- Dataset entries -
────────────────

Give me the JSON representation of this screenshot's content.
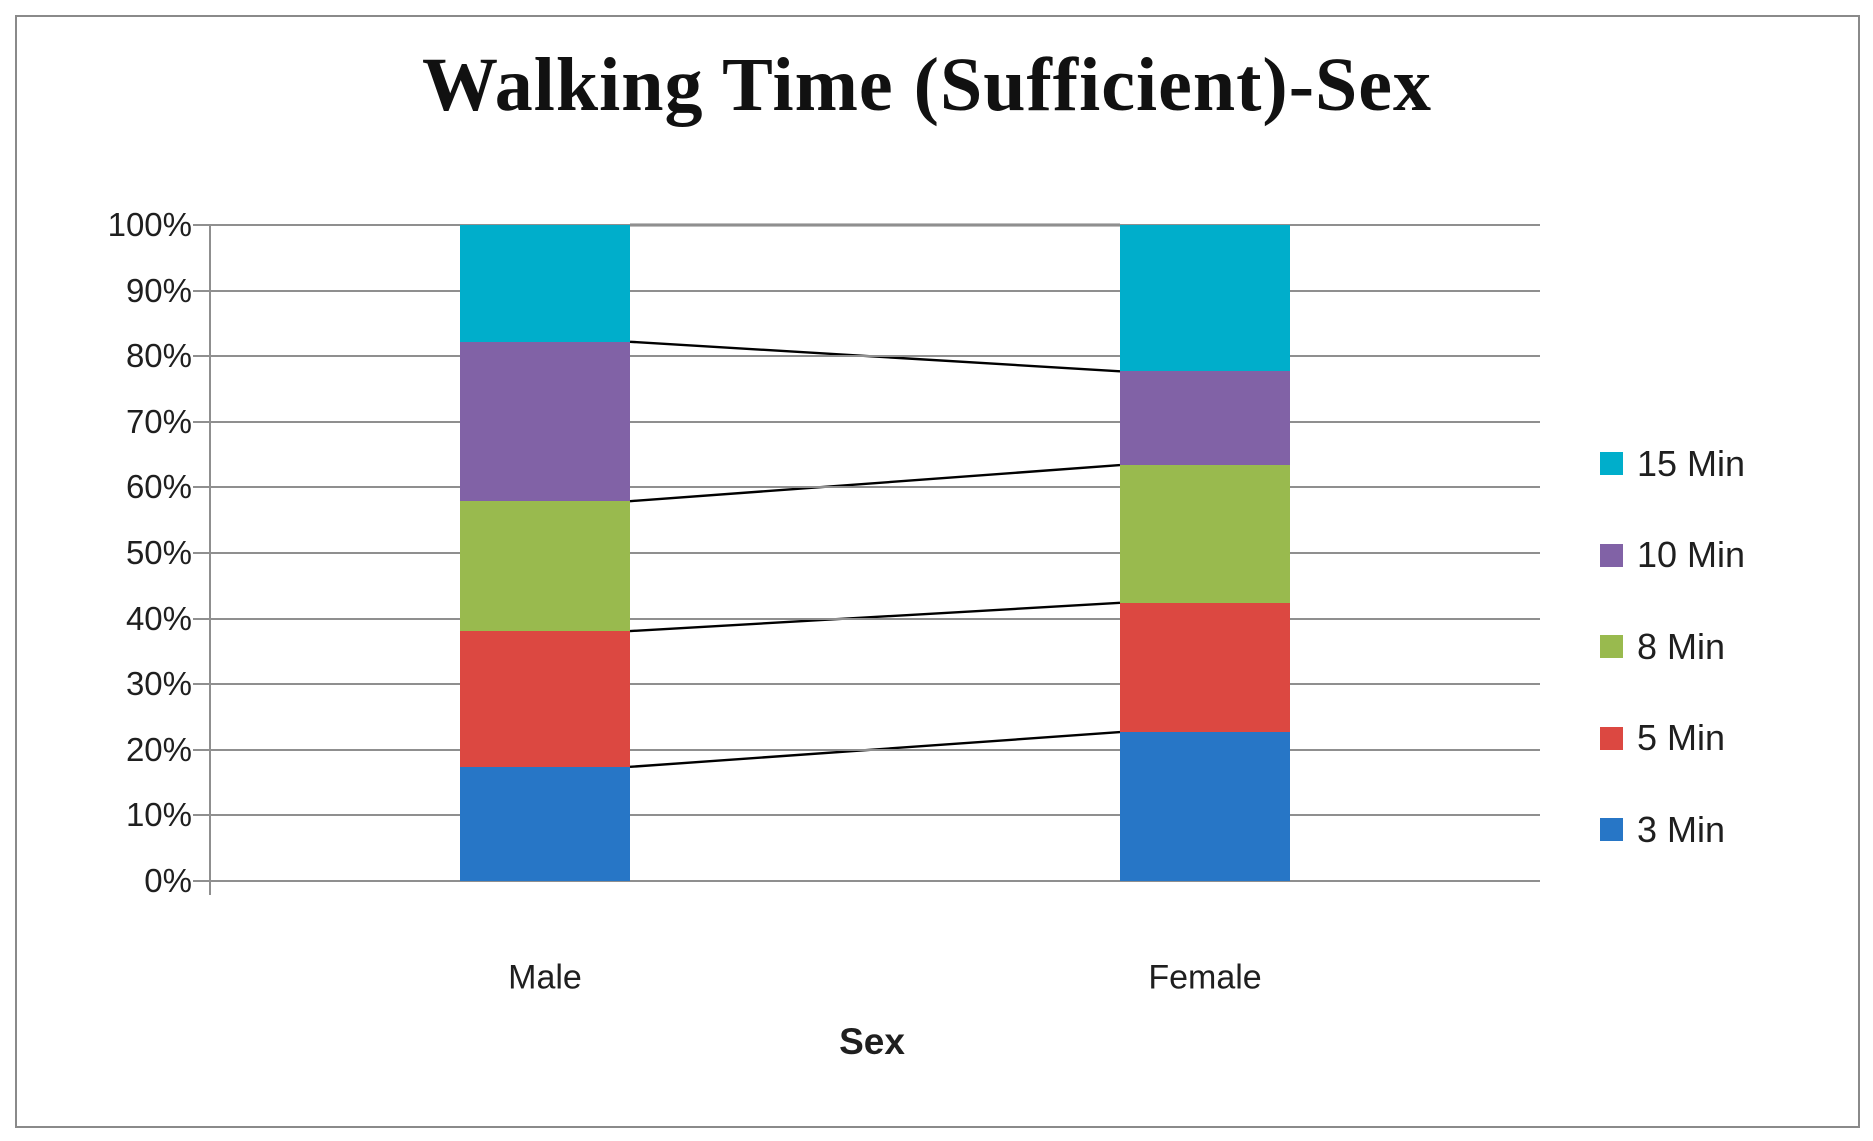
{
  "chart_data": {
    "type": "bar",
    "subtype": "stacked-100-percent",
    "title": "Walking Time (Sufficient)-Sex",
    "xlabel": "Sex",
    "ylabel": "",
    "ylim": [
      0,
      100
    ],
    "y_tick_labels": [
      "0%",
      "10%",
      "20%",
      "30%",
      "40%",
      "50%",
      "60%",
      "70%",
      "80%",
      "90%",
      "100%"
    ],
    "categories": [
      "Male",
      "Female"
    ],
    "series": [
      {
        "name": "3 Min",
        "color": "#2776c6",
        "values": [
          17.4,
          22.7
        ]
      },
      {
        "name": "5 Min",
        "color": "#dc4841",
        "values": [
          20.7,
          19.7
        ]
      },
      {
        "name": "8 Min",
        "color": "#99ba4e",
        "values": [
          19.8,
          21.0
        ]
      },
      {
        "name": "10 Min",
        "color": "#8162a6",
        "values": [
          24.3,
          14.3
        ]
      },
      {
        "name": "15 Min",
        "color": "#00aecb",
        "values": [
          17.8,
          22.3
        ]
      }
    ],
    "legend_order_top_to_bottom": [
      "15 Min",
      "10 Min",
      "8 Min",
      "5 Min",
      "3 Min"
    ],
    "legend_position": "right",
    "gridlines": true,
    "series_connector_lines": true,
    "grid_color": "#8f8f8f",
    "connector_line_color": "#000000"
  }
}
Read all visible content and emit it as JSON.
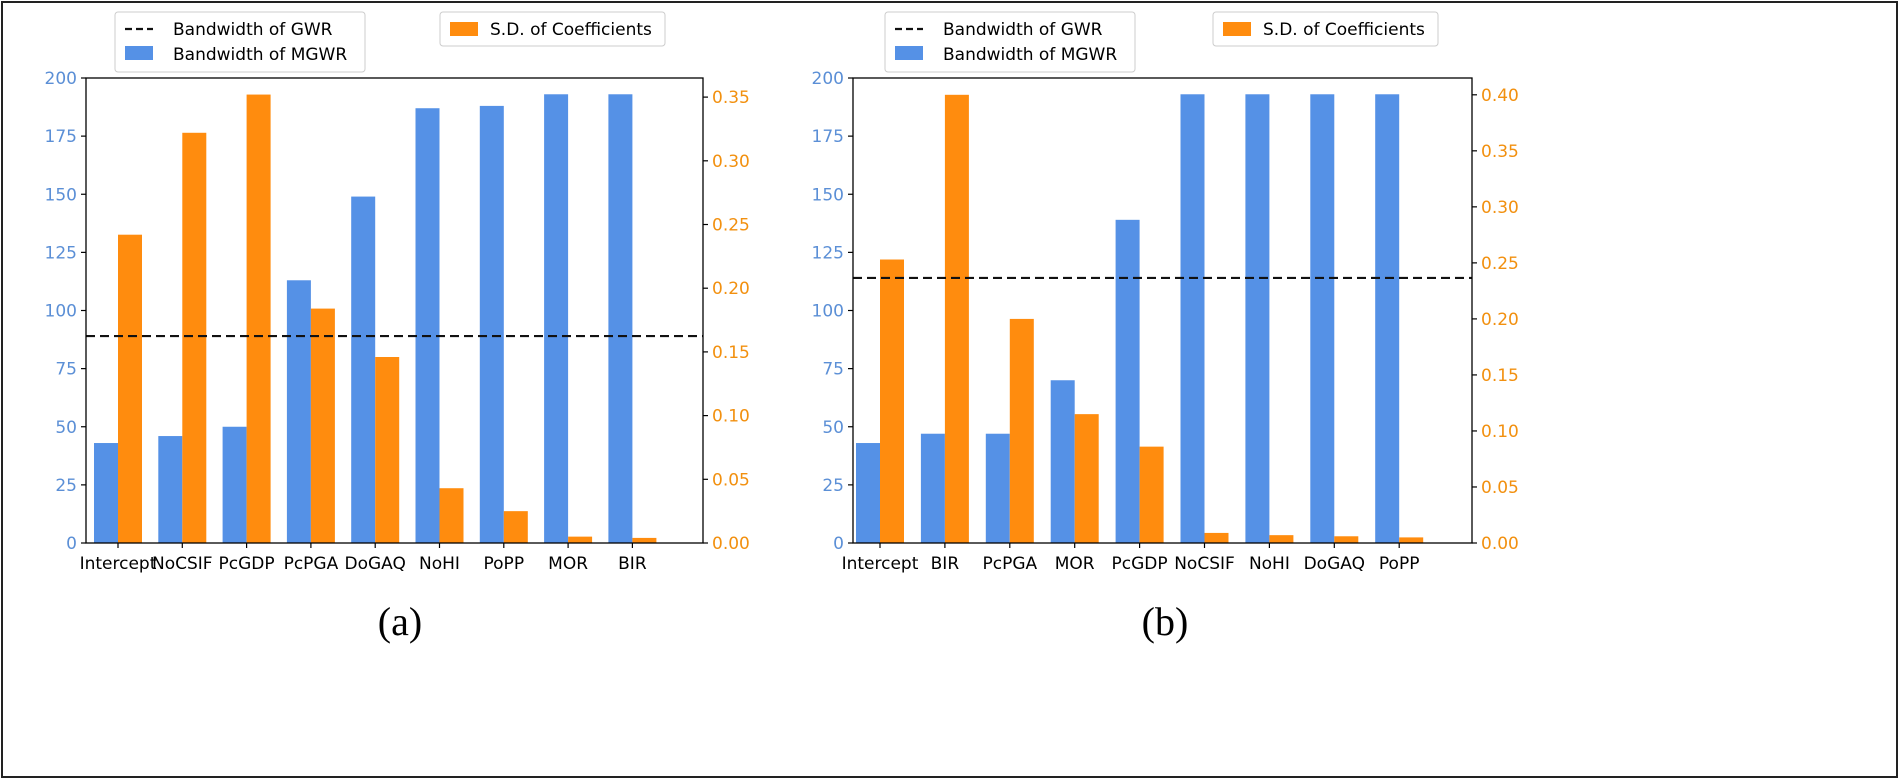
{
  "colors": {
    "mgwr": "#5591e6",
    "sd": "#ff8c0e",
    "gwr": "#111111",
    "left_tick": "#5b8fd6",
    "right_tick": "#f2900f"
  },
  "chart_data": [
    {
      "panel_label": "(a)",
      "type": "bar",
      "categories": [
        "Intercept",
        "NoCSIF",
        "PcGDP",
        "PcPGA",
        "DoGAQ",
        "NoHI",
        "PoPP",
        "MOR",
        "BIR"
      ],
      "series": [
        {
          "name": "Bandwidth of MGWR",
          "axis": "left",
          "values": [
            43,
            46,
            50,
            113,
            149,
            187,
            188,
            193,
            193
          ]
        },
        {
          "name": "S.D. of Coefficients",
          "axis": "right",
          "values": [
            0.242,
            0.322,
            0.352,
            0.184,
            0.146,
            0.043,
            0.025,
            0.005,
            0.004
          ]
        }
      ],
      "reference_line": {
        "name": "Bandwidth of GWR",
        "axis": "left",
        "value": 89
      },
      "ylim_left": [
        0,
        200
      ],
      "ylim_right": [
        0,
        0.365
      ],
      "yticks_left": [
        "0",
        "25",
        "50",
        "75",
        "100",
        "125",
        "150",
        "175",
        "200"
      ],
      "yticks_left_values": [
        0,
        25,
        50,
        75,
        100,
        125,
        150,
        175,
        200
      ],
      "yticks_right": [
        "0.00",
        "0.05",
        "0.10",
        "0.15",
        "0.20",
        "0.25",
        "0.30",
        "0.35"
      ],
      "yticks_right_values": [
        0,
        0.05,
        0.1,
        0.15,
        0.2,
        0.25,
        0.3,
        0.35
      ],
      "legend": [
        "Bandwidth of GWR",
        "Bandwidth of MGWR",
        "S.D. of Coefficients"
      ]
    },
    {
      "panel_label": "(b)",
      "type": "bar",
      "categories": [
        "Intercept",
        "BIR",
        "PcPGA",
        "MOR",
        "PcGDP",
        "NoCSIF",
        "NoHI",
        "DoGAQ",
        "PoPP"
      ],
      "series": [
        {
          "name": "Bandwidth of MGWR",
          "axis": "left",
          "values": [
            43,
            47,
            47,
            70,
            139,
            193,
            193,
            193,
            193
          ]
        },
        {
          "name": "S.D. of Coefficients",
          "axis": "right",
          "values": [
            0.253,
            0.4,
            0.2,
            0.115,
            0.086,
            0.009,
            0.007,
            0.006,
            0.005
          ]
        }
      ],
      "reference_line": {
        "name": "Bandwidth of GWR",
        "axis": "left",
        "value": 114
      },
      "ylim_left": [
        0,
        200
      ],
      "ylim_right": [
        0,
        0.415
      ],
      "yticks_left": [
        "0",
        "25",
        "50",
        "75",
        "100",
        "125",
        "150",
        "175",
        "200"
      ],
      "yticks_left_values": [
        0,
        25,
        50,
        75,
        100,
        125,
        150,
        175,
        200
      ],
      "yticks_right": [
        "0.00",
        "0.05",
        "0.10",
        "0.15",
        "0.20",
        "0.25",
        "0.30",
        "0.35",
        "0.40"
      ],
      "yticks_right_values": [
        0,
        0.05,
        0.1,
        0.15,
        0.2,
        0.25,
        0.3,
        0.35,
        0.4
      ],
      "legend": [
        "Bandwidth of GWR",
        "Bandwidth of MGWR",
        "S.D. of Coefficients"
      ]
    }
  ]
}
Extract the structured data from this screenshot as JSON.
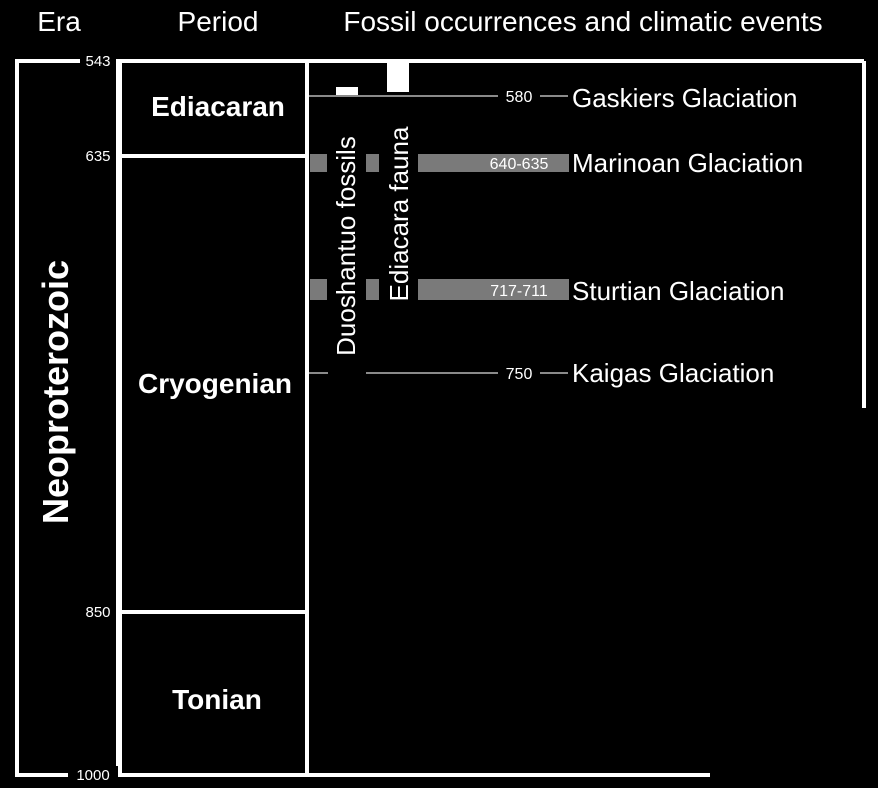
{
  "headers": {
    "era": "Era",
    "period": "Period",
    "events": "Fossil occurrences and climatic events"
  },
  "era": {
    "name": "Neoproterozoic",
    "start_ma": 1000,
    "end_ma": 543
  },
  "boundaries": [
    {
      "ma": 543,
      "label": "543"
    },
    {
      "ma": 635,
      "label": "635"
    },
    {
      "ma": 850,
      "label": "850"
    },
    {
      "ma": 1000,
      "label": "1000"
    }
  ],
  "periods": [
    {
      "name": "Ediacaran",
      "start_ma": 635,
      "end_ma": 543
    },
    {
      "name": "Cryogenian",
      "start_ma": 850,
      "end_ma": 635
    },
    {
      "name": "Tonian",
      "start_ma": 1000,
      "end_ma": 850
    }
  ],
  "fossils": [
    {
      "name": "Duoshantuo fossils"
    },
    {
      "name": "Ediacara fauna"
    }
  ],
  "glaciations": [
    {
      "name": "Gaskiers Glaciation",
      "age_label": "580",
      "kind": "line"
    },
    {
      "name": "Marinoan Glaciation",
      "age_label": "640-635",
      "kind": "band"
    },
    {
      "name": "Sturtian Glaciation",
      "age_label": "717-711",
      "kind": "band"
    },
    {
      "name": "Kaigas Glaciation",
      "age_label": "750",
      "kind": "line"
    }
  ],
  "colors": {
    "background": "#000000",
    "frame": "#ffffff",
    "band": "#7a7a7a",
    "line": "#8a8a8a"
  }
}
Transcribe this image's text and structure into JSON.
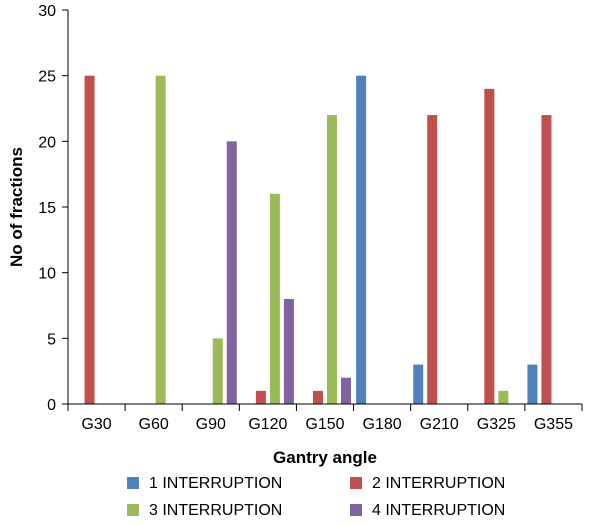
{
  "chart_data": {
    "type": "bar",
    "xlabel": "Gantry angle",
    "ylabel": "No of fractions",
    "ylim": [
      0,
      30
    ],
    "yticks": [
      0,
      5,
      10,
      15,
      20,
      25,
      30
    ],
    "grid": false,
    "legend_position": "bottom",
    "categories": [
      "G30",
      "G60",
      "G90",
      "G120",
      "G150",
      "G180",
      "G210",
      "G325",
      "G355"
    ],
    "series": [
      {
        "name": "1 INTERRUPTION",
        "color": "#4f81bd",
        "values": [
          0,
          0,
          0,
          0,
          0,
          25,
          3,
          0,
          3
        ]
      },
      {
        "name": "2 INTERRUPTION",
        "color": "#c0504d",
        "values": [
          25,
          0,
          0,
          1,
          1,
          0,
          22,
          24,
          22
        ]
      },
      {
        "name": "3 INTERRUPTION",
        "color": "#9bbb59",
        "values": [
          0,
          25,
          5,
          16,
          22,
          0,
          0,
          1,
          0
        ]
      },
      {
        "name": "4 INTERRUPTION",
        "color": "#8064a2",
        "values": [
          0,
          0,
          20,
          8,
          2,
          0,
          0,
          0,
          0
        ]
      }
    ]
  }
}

────────────────

- The exercise -
Without including any picture, repeat the data exactly.

- The output -
Give me the JSON representation of this screenshot's content.
{
  "chart_data": {
    "type": "bar",
    "subtype": "stacked-100-percent",
    "title": "Walking Time (Sufficient)-Sex",
    "xlabel": "Sex",
    "ylabel": "",
    "ylim": [
      0,
      100
    ],
    "y_tick_labels": [
      "0%",
      "10%",
      "20%",
      "30%",
      "40%",
      "50%",
      "60%",
      "70%",
      "80%",
      "90%",
      "100%"
    ],
    "categories": [
      "Male",
      "Female"
    ],
    "series": [
      {
        "name": "3 Min",
        "color": "#2776c6",
        "values": [
          17.4,
          22.7
        ]
      },
      {
        "name": "5 Min",
        "color": "#dc4841",
        "values": [
          20.7,
          19.7
        ]
      },
      {
        "name": "8 Min",
        "color": "#99ba4e",
        "values": [
          19.8,
          21.0
        ]
      },
      {
        "name": "10 Min",
        "color": "#8162a6",
        "values": [
          24.3,
          14.3
        ]
      },
      {
        "name": "15 Min",
        "color": "#00aecb",
        "values": [
          17.8,
          22.3
        ]
      }
    ],
    "legend_order_top_to_bottom": [
      "15 Min",
      "10 Min",
      "8 Min",
      "5 Min",
      "3 Min"
    ],
    "legend_position": "right",
    "gridlines": true,
    "series_connector_lines": true,
    "grid_color": "#8f8f8f",
    "connector_line_color": "#000000"
  }
}
Read all visible content and emit it as JSON.
{
  "colors": {
    "mgwr": "#5591e6",
    "sd": "#ff8c0e",
    "gwr": "#111111",
    "left_tick": "#5b8fd6",
    "right_tick": "#f2900f"
  },
  "chart_data": [
    {
      "panel_label": "(a)",
      "type": "bar",
      "categories": [
        "Intercept",
        "NoCSIF",
        "PcGDP",
        "PcPGA",
        "DoGAQ",
        "NoHI",
        "PoPP",
        "MOR",
        "BIR"
      ],
      "series": [
        {
          "name": "Bandwidth of MGWR",
          "axis": "left",
          "values": [
            43,
            46,
            50,
            113,
            149,
            187,
            188,
            193,
            193
          ]
        },
        {
          "name": "S.D. of Coefficients",
          "axis": "right",
          "values": [
            0.242,
            0.322,
            0.352,
            0.184,
            0.146,
            0.043,
            0.025,
            0.005,
            0.004
          ]
        }
      ],
      "reference_line": {
        "name": "Bandwidth of GWR",
        "axis": "left",
        "value": 89
      },
      "ylim_left": [
        0,
        200
      ],
      "ylim_right": [
        0,
        0.365
      ],
      "yticks_left": [
        "0",
        "25",
        "50",
        "75",
        "100",
        "125",
        "150",
        "175",
        "200"
      ],
      "yticks_left_values": [
        0,
        25,
        50,
        75,
        100,
        125,
        150,
        175,
        200
      ],
      "yticks_right": [
        "0.00",
        "0.05",
        "0.10",
        "0.15",
        "0.20",
        "0.25",
        "0.30",
        "0.35"
      ],
      "yticks_right_values": [
        0,
        0.05,
        0.1,
        0.15,
        0.2,
        0.25,
        0.3,
        0.35
      ],
      "legend": [
        "Bandwidth of GWR",
        "Bandwidth of MGWR",
        "S.D. of Coefficients"
      ]
    },
    {
      "panel_label": "(b)",
      "type": "bar",
      "categories": [
        "Intercept",
        "BIR",
        "PcPGA",
        "MOR",
        "PcGDP",
        "NoCSIF",
        "NoHI",
        "DoGAQ",
        "PoPP"
      ],
      "series": [
        {
          "name": "Bandwidth of MGWR",
          "axis": "left",
          "values": [
            43,
            47,
            47,
            70,
            139,
            193,
            193,
            193,
            193
          ]
        },
        {
          "name": "S.D. of Coefficients",
          "axis": "right",
          "values": [
            0.253,
            0.4,
            0.2,
            0.115,
            0.086,
            0.009,
            0.007,
            0.006,
            0.005
          ]
        }
      ],
      "reference_line": {
        "name": "Bandwidth of GWR",
        "axis": "left",
        "value": 114
      },
      "ylim_left": [
        0,
        200
      ],
      "ylim_right": [
        0,
        0.415
      ],
      "yticks_left": [
        "0",
        "25",
        "50",
        "75",
        "100",
        "125",
        "150",
        "175",
        "200"
      ],
      "yticks_left_values": [
        0,
        25,
        50,
        75,
        100,
        125,
        150,
        175,
        200
      ],
      "yticks_right": [
        "0.00",
        "0.05",
        "0.10",
        "0.15",
        "0.20",
        "0.25",
        "0.30",
        "0.35",
        "0.40"
      ],
      "yticks_right_values": [
        0,
        0.05,
        0.1,
        0.15,
        0.2,
        0.25,
        0.3,
        0.35,
        0.4
      ],
      "legend": [
        "Bandwidth of GWR",
        "Bandwidth of MGWR",
        "S.D. of Coefficients"
      ]
    }
  ]
}
Extract the structured data from this screenshot as JSON.
{
  "headers": {
    "era": "Era",
    "period": "Period",
    "events": "Fossil occurrences and climatic events"
  },
  "era": {
    "name": "Neoproterozoic",
    "start_ma": 1000,
    "end_ma": 543
  },
  "boundaries": [
    {
      "ma": 543,
      "label": "543"
    },
    {
      "ma": 635,
      "label": "635"
    },
    {
      "ma": 850,
      "label": "850"
    },
    {
      "ma": 1000,
      "label": "1000"
    }
  ],
  "periods": [
    {
      "name": "Ediacaran",
      "start_ma": 635,
      "end_ma": 543
    },
    {
      "name": "Cryogenian",
      "start_ma": 850,
      "end_ma": 635
    },
    {
      "name": "Tonian",
      "start_ma": 1000,
      "end_ma": 850
    }
  ],
  "fossils": [
    {
      "name": "Duoshantuo fossils"
    },
    {
      "name": "Ediacara fauna"
    }
  ],
  "glaciations": [
    {
      "name": "Gaskiers Glaciation",
      "age_label": "580",
      "kind": "line"
    },
    {
      "name": "Marinoan Glaciation",
      "age_label": "640-635",
      "kind": "band"
    },
    {
      "name": "Sturtian Glaciation",
      "age_label": "717-711",
      "kind": "band"
    },
    {
      "name": "Kaigas Glaciation",
      "age_label": "750",
      "kind": "line"
    }
  ],
  "colors": {
    "background": "#000000",
    "frame": "#ffffff",
    "band": "#7a7a7a",
    "line": "#8a8a8a"
  }
}
Transcribe this image's text and structure into JSON.
{
  "chart_data": {
    "type": "bar",
    "xlabel": "Gantry angle",
    "ylabel": "No of fractions",
    "ylim": [
      0,
      30
    ],
    "yticks": [
      0,
      5,
      10,
      15,
      20,
      25,
      30
    ],
    "grid": false,
    "legend_position": "bottom",
    "categories": [
      "G30",
      "G60",
      "G90",
      "G120",
      "G150",
      "G180",
      "G210",
      "G325",
      "G355"
    ],
    "series": [
      {
        "name": "1 INTERRUPTION",
        "color": "#4f81bd",
        "values": [
          0,
          0,
          0,
          0,
          0,
          25,
          3,
          0,
          3
        ]
      },
      {
        "name": "2 INTERRUPTION",
        "color": "#c0504d",
        "values": [
          25,
          0,
          0,
          1,
          1,
          0,
          22,
          24,
          22
        ]
      },
      {
        "name": "3 INTERRUPTION",
        "color": "#9bbb59",
        "values": [
          0,
          25,
          5,
          16,
          22,
          0,
          0,
          1,
          0
        ]
      },
      {
        "name": "4 INTERRUPTION",
        "color": "#8064a2",
        "values": [
          0,
          0,
          20,
          8,
          2,
          0,
          0,
          0,
          0
        ]
      }
    ]
  }
}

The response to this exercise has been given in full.